§ **WHAT TO DO**
Copy each record exactly as it reads, leaving out any pictures it holds.

---

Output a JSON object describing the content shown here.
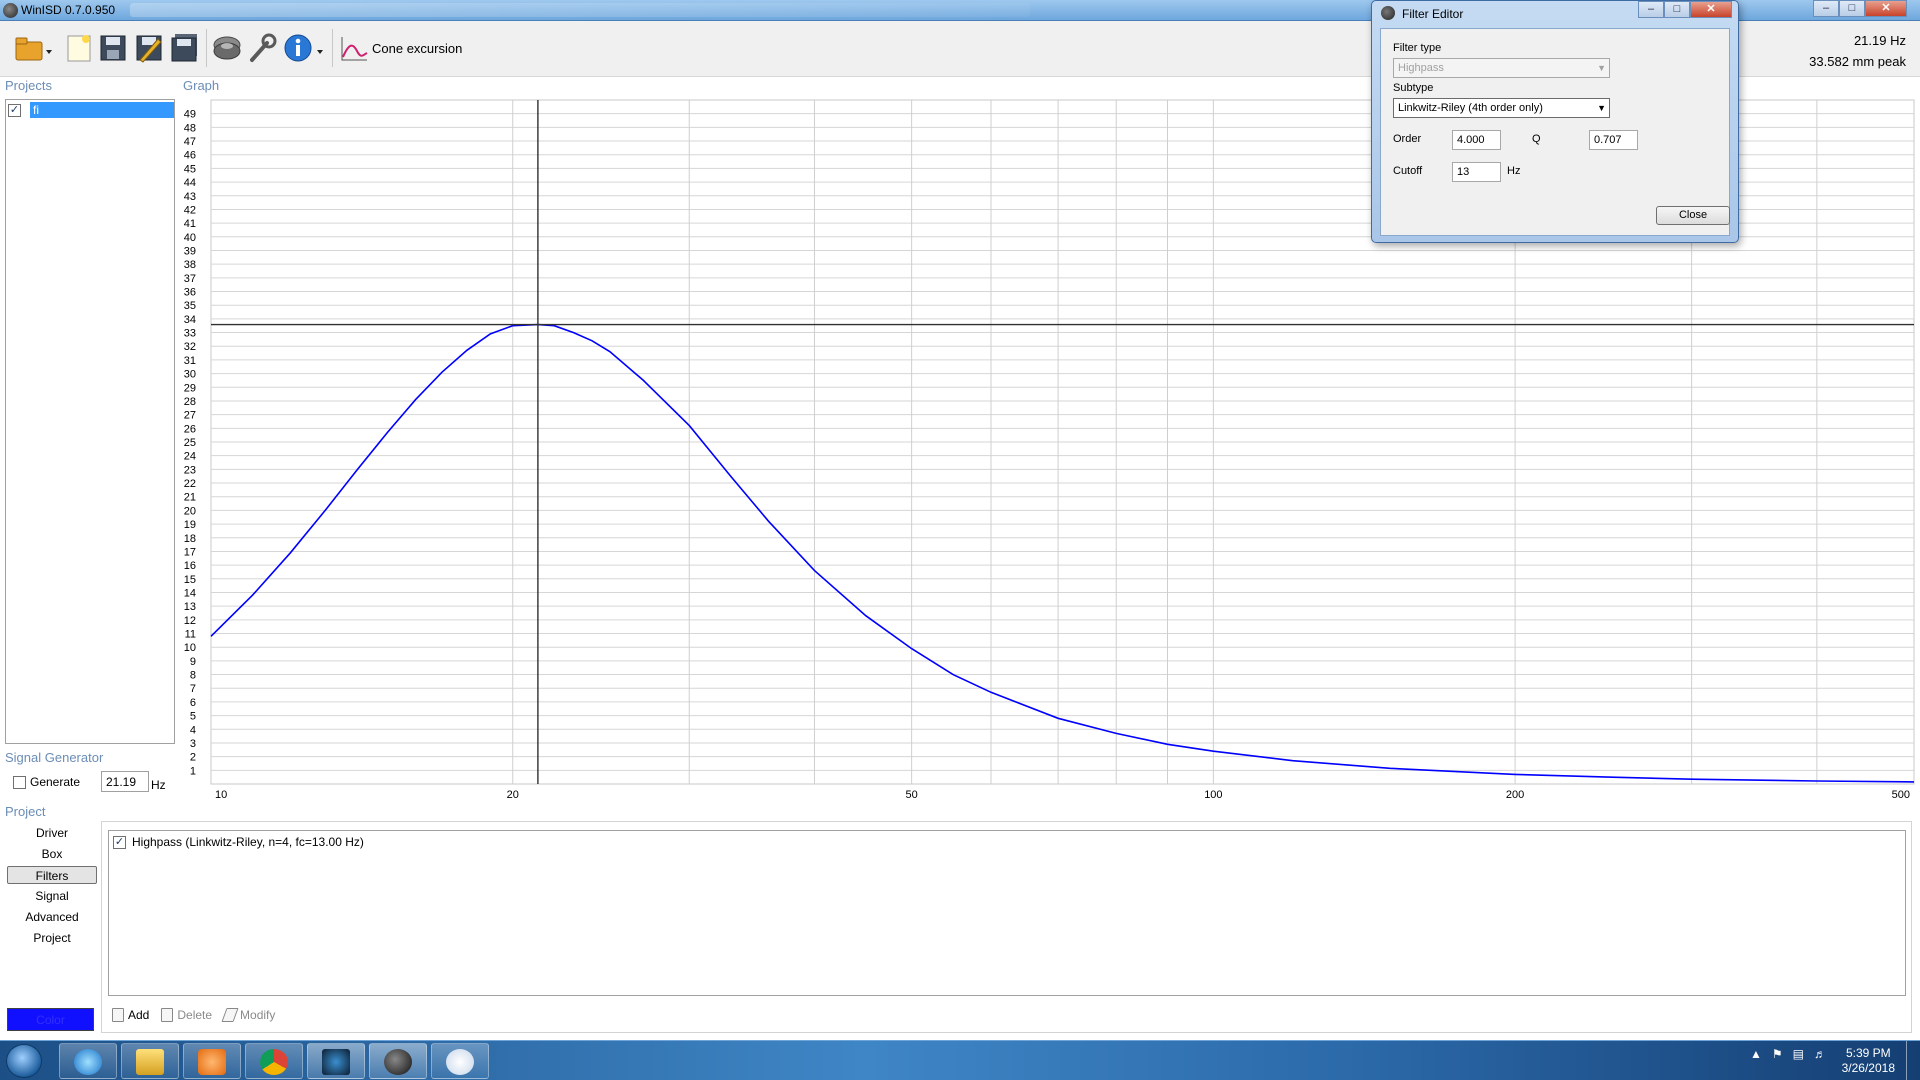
{
  "window": {
    "title": "WinISD 0.7.0.950"
  },
  "toolbar": {
    "items": [
      "open-icon",
      "new-project-icon",
      "save-icon",
      "save-edit-icon",
      "save-all-icon",
      "driver-icon",
      "wrench-icon",
      "info-icon"
    ],
    "graph_select_label": "Cone excursion"
  },
  "cursor_readout": {
    "frequency": "21.19 Hz",
    "value": "33.582 mm peak"
  },
  "panels": {
    "projects": "Projects",
    "graph": "Graph",
    "signal_generator": "Signal Generator",
    "project": "Project"
  },
  "projects": [
    {
      "name": "fi",
      "checked": true
    }
  ],
  "signal_generator": {
    "generate_label": "Generate",
    "frequency": "21.19",
    "unit": "Hz"
  },
  "project_nav": [
    {
      "label": "Driver",
      "active": false
    },
    {
      "label": "Box",
      "active": false
    },
    {
      "label": "Filters",
      "active": true
    },
    {
      "label": "Signal",
      "active": false
    },
    {
      "label": "Advanced",
      "active": false
    },
    {
      "label": "Project",
      "active": false
    }
  ],
  "color_button": {
    "label": "Color",
    "color": "#1010ff"
  },
  "filters": [
    {
      "label": "Highpass (Linkwitz-Riley, n=4, fc=13.00 Hz)",
      "checked": true
    }
  ],
  "filter_actions": {
    "add": "Add",
    "delete": "Delete",
    "modify": "Modify"
  },
  "filter_editor": {
    "title": "Filter Editor",
    "filter_type_label": "Filter type",
    "filter_type_value": "Highpass",
    "subtype_label": "Subtype",
    "subtype_value": "Linkwitz-Riley (4th order only)",
    "order_label": "Order",
    "order_value": "4.000",
    "q_label": "Q",
    "q_value": "0.707",
    "cutoff_label": "Cutoff",
    "cutoff_value": "13",
    "cutoff_unit": "Hz",
    "close_label": "Close"
  },
  "chart_data": {
    "type": "line",
    "title": "",
    "xlabel": "",
    "ylabel": "",
    "x_scale": "log",
    "xlim": [
      10,
      500
    ],
    "ylim": [
      0,
      50
    ],
    "grid": true,
    "x_tick_labels": [
      "10",
      "20",
      "50",
      "100",
      "200",
      "500"
    ],
    "x_tick_values": [
      10,
      20,
      50,
      100,
      200,
      500
    ],
    "y_tick_labels": [
      "1",
      "2",
      "3",
      "4",
      "5",
      "6",
      "7",
      "8",
      "9",
      "10",
      "11",
      "12",
      "13",
      "14",
      "15",
      "16",
      "17",
      "18",
      "19",
      "20",
      "21",
      "22",
      "23",
      "24",
      "25",
      "26",
      "27",
      "28",
      "29",
      "30",
      "31",
      "32",
      "33",
      "34",
      "35",
      "36",
      "37",
      "38",
      "39",
      "40",
      "41",
      "42",
      "43",
      "44",
      "45",
      "46",
      "47",
      "48",
      "49"
    ],
    "cursor": {
      "x": 21.19,
      "y": 33.582
    },
    "series": [
      {
        "color": "#0000ff",
        "x": [
          10,
          11,
          12,
          13,
          14,
          15,
          16,
          17,
          18,
          19,
          20,
          21.19,
          22,
          23,
          24,
          25,
          27,
          30,
          33,
          36,
          40,
          45,
          50,
          55,
          60,
          70,
          80,
          90,
          100,
          120,
          150,
          200,
          250,
          300,
          400,
          500
        ],
        "y": [
          10.8,
          13.8,
          16.9,
          20.0,
          23.0,
          25.7,
          28.1,
          30.1,
          31.7,
          32.9,
          33.5,
          33.58,
          33.5,
          33.0,
          32.4,
          31.6,
          29.5,
          26.2,
          22.5,
          19.2,
          15.6,
          12.3,
          9.9,
          8.0,
          6.7,
          4.8,
          3.7,
          2.9,
          2.4,
          1.7,
          1.15,
          0.7,
          0.5,
          0.35,
          0.22,
          0.15
        ]
      }
    ]
  }
}
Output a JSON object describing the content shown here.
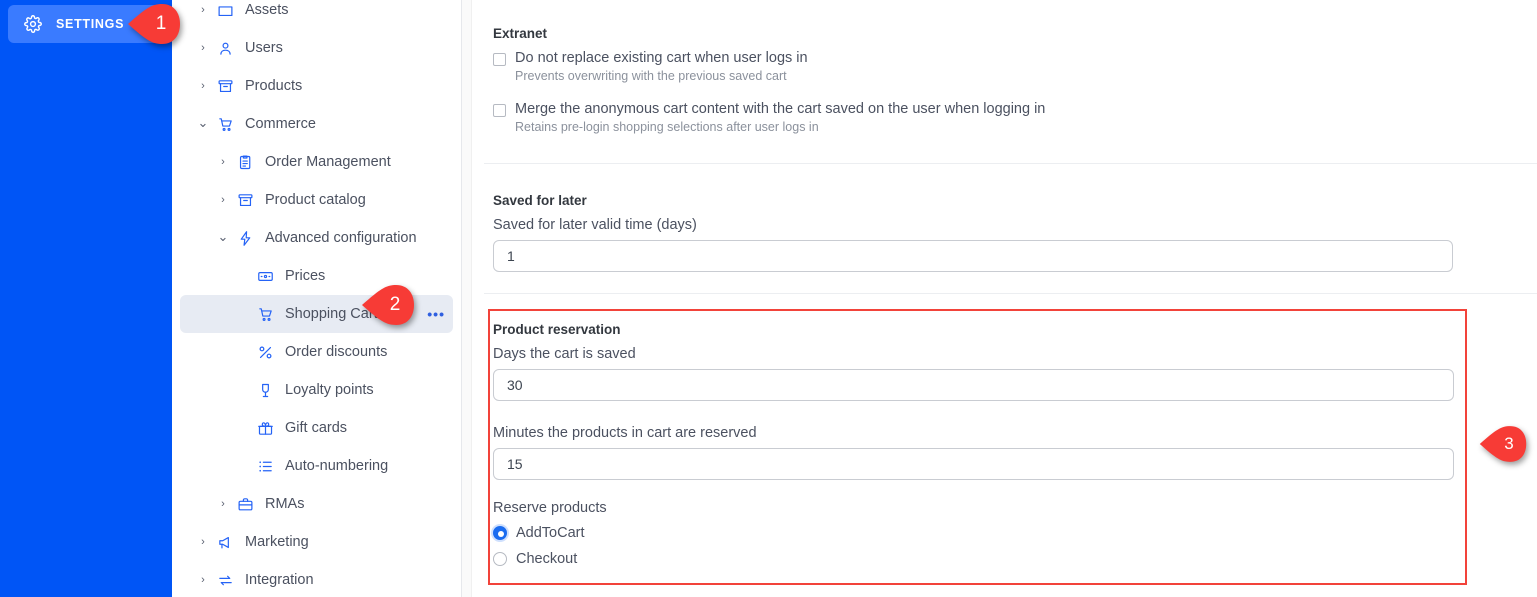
{
  "rail": {
    "settings_label": "SETTINGS",
    "settings_icon": "gear-icon",
    "background_color": "#0055f6",
    "button_color": "#3a7bff"
  },
  "tree": {
    "items": [
      {
        "label": "Assets",
        "icon": "folder-icon",
        "chevron": "right",
        "indent": 0,
        "selected": false,
        "cutoff": true
      },
      {
        "label": "Users",
        "icon": "user-icon",
        "chevron": "right",
        "indent": 0,
        "selected": false
      },
      {
        "label": "Products",
        "icon": "box-icon",
        "chevron": "right",
        "indent": 0,
        "selected": false
      },
      {
        "label": "Commerce",
        "icon": "cart-icon",
        "chevron": "down",
        "indent": 0,
        "selected": false
      },
      {
        "label": "Order Management",
        "icon": "clipboard-icon",
        "chevron": "right",
        "indent": 1,
        "selected": false
      },
      {
        "label": "Product catalog",
        "icon": "box-icon",
        "chevron": "right",
        "indent": 1,
        "selected": false
      },
      {
        "label": "Advanced configuration",
        "icon": "lightning-icon",
        "chevron": "down",
        "indent": 1,
        "selected": false
      },
      {
        "label": "Prices",
        "icon": "price-tag-icon",
        "chevron": "none",
        "indent": 2,
        "selected": false
      },
      {
        "label": "Shopping Cart",
        "icon": "cart-icon",
        "chevron": "none",
        "indent": 2,
        "selected": true,
        "overflow_menu": "•••"
      },
      {
        "label": "Order discounts",
        "icon": "percent-icon",
        "chevron": "none",
        "indent": 2,
        "selected": false
      },
      {
        "label": "Loyalty points",
        "icon": "loyalty-badge-icon",
        "chevron": "none",
        "indent": 2,
        "selected": false
      },
      {
        "label": "Gift cards",
        "icon": "gift-icon",
        "chevron": "none",
        "indent": 2,
        "selected": false
      },
      {
        "label": "Auto-numbering",
        "icon": "list-icon",
        "chevron": "none",
        "indent": 2,
        "selected": false
      },
      {
        "label": "RMAs",
        "icon": "briefcase-icon",
        "chevron": "right",
        "indent": 1,
        "selected": false
      },
      {
        "label": "Marketing",
        "icon": "megaphone-icon",
        "chevron": "right",
        "indent": 0,
        "selected": false
      },
      {
        "label": "Integration",
        "icon": "exchange-icon",
        "chevron": "right",
        "indent": 0,
        "selected": false
      }
    ]
  },
  "main": {
    "extranet": {
      "title": "Extranet",
      "checkbox_1": {
        "label": "Do not replace existing cart when user logs in",
        "help": "Prevents overwriting with the previous saved cart",
        "checked": false
      },
      "checkbox_2": {
        "label": "Merge the anonymous cart content with the cart saved on the user when logging in",
        "help": "Retains pre-login shopping selections after user logs in",
        "checked": false
      }
    },
    "saved_for_later": {
      "title": "Saved for later",
      "field_label": "Saved for later valid time (days)",
      "value": "1"
    },
    "product_reservation": {
      "title": "Product reservation",
      "days_label": "Days the cart is saved",
      "days_value": "30",
      "minutes_label": "Minutes the products in cart are reserved",
      "minutes_value": "15",
      "reserve_label": "Reserve products",
      "options": [
        {
          "label": "AddToCart",
          "selected": true
        },
        {
          "label": "Checkout",
          "selected": false
        }
      ],
      "highlight_color": "#f2433a"
    }
  },
  "markers": [
    {
      "id": "1",
      "label": "1",
      "color": "#f73b36"
    },
    {
      "id": "2",
      "label": "2",
      "color": "#f73b36"
    },
    {
      "id": "3",
      "label": "3",
      "color": "#f73b36"
    }
  ]
}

---

§ **CORRECT RESULT**
Output a JSON object describing the content shown here.
{
  "window": {
    "title": "WinISD 0.7.0.950"
  },
  "toolbar": {
    "items": [
      "open-icon",
      "new-project-icon",
      "save-icon",
      "save-edit-icon",
      "save-all-icon",
      "driver-icon",
      "wrench-icon",
      "info-icon"
    ],
    "graph_select_label": "Cone excursion"
  },
  "cursor_readout": {
    "frequency": "21.19 Hz",
    "value": "33.582 mm peak"
  },
  "panels": {
    "projects": "Projects",
    "graph": "Graph",
    "signal_generator": "Signal Generator",
    "project": "Project"
  },
  "projects": [
    {
      "name": "fi",
      "checked": true
    }
  ],
  "signal_generator": {
    "generate_label": "Generate",
    "frequency": "21.19",
    "unit": "Hz"
  },
  "project_nav": [
    {
      "label": "Driver",
      "active": false
    },
    {
      "label": "Box",
      "active": false
    },
    {
      "label": "Filters",
      "active": true
    },
    {
      "label": "Signal",
      "active": false
    },
    {
      "label": "Advanced",
      "active": false
    },
    {
      "label": "Project",
      "active": false
    }
  ],
  "color_button": {
    "label": "Color",
    "color": "#1010ff"
  },
  "filters": [
    {
      "label": "Highpass (Linkwitz-Riley, n=4, fc=13.00 Hz)",
      "checked": true
    }
  ],
  "filter_actions": {
    "add": "Add",
    "delete": "Delete",
    "modify": "Modify"
  },
  "filter_editor": {
    "title": "Filter Editor",
    "filter_type_label": "Filter type",
    "filter_type_value": "Highpass",
    "subtype_label": "Subtype",
    "subtype_value": "Linkwitz-Riley (4th order only)",
    "order_label": "Order",
    "order_value": "4.000",
    "q_label": "Q",
    "q_value": "0.707",
    "cutoff_label": "Cutoff",
    "cutoff_value": "13",
    "cutoff_unit": "Hz",
    "close_label": "Close"
  },
  "chart_data": {
    "type": "line",
    "title": "",
    "xlabel": "",
    "ylabel": "",
    "x_scale": "log",
    "xlim": [
      10,
      500
    ],
    "ylim": [
      0,
      50
    ],
    "grid": true,
    "x_tick_labels": [
      "10",
      "20",
      "50",
      "100",
      "200",
      "500"
    ],
    "x_tick_values": [
      10,
      20,
      50,
      100,
      200,
      500
    ],
    "y_tick_labels": [
      "1",
      "2",
      "3",
      "4",
      "5",
      "6",
      "7",
      "8",
      "9",
      "10",
      "11",
      "12",
      "13",
      "14",
      "15",
      "16",
      "17",
      "18",
      "19",
      "20",
      "21",
      "22",
      "23",
      "24",
      "25",
      "26",
      "27",
      "28",
      "29",
      "30",
      "31",
      "32",
      "33",
      "34",
      "35",
      "36",
      "37",
      "38",
      "39",
      "40",
      "41",
      "42",
      "43",
      "44",
      "45",
      "46",
      "47",
      "48",
      "49"
    ],
    "cursor": {
      "x": 21.19,
      "y": 33.582
    },
    "series": [
      {
        "color": "#0000ff",
        "x": [
          10,
          11,
          12,
          13,
          14,
          15,
          16,
          17,
          18,
          19,
          20,
          21.19,
          22,
          23,
          24,
          25,
          27,
          30,
          33,
          36,
          40,
          45,
          50,
          55,
          60,
          70,
          80,
          90,
          100,
          120,
          150,
          200,
          250,
          300,
          400,
          500
        ],
        "y": [
          10.8,
          13.8,
          16.9,
          20.0,
          23.0,
          25.7,
          28.1,
          30.1,
          31.7,
          32.9,
          33.5,
          33.58,
          33.5,
          33.0,
          32.4,
          31.6,
          29.5,
          26.2,
          22.5,
          19.2,
          15.6,
          12.3,
          9.9,
          8.0,
          6.7,
          4.8,
          3.7,
          2.9,
          2.4,
          1.7,
          1.15,
          0.7,
          0.5,
          0.35,
          0.22,
          0.15
        ]
      }
    ]
  }
}
Output a JSON object describing the content shown here.
{
  "rail": {
    "settings_label": "SETTINGS",
    "settings_icon": "gear-icon",
    "background_color": "#0055f6",
    "button_color": "#3a7bff"
  },
  "tree": {
    "items": [
      {
        "label": "Assets",
        "icon": "folder-icon",
        "chevron": "right",
        "indent": 0,
        "selected": false,
        "cutoff": true
      },
      {
        "label": "Users",
        "icon": "user-icon",
        "chevron": "right",
        "indent": 0,
        "selected": false
      },
      {
        "label": "Products",
        "icon": "box-icon",
        "chevron": "right",
        "indent": 0,
        "selected": false
      },
      {
        "label": "Commerce",
        "icon": "cart-icon",
        "chevron": "down",
        "indent": 0,
        "selected": false
      },
      {
        "label": "Order Management",
        "icon": "clipboard-icon",
        "chevron": "right",
        "indent": 1,
        "selected": false
      },
      {
        "label": "Product catalog",
        "icon": "box-icon",
        "chevron": "right",
        "indent": 1,
        "selected": false
      },
      {
        "label": "Advanced configuration",
        "icon": "lightning-icon",
        "chevron": "down",
        "indent": 1,
        "selected": false
      },
      {
        "label": "Prices",
        "icon": "price-tag-icon",
        "chevron": "none",
        "indent": 2,
        "selected": false
      },
      {
        "label": "Shopping Cart",
        "icon": "cart-icon",
        "chevron": "none",
        "indent": 2,
        "selected": true,
        "overflow_menu": "•••"
      },
      {
        "label": "Order discounts",
        "icon": "percent-icon",
        "chevron": "none",
        "indent": 2,
        "selected": false
      },
      {
        "label": "Loyalty points",
        "icon": "loyalty-badge-icon",
        "chevron": "none",
        "indent": 2,
        "selected": false
      },
      {
        "label": "Gift cards",
        "icon": "gift-icon",
        "chevron": "none",
        "indent": 2,
        "selected": false
      },
      {
        "label": "Auto-numbering",
        "icon": "list-icon",
        "chevron": "none",
        "indent": 2,
        "selected": false
      },
      {
        "label": "RMAs",
        "icon": "briefcase-icon",
        "chevron": "right",
        "indent": 1,
        "selected": false
      },
      {
        "label": "Marketing",
        "icon": "megaphone-icon",
        "chevron": "right",
        "indent": 0,
        "selected": false
      },
      {
        "label": "Integration",
        "icon": "exchange-icon",
        "chevron": "right",
        "indent": 0,
        "selected": false
      }
    ]
  },
  "main": {
    "extranet": {
      "title": "Extranet",
      "checkbox_1": {
        "label": "Do not replace existing cart when user logs in",
        "help": "Prevents overwriting with the previous saved cart",
        "checked": false
      },
      "checkbox_2": {
        "label": "Merge the anonymous cart content with the cart saved on the user when logging in",
        "help": "Retains pre-login shopping selections after user logs in",
        "checked": false
      }
    },
    "saved_for_later": {
      "title": "Saved for later",
      "field_label": "Saved for later valid time (days)",
      "value": "1"
    },
    "product_reservation": {
      "title": "Product reservation",
      "days_label": "Days the cart is saved",
      "days_value": "30",
      "minutes_label": "Minutes the products in cart are reserved",
      "minutes_value": "15",
      "reserve_label": "Reserve products",
      "options": [
        {
          "label": "AddToCart",
          "selected": true
        },
        {
          "label": "Checkout",
          "selected": false
        }
      ],
      "highlight_color": "#f2433a"
    }
  },
  "markers": [
    {
      "id": "1",
      "label": "1",
      "color": "#f73b36"
    },
    {
      "id": "2",
      "label": "2",
      "color": "#f73b36"
    },
    {
      "id": "3",
      "label": "3",
      "color": "#f73b36"
    }
  ]
}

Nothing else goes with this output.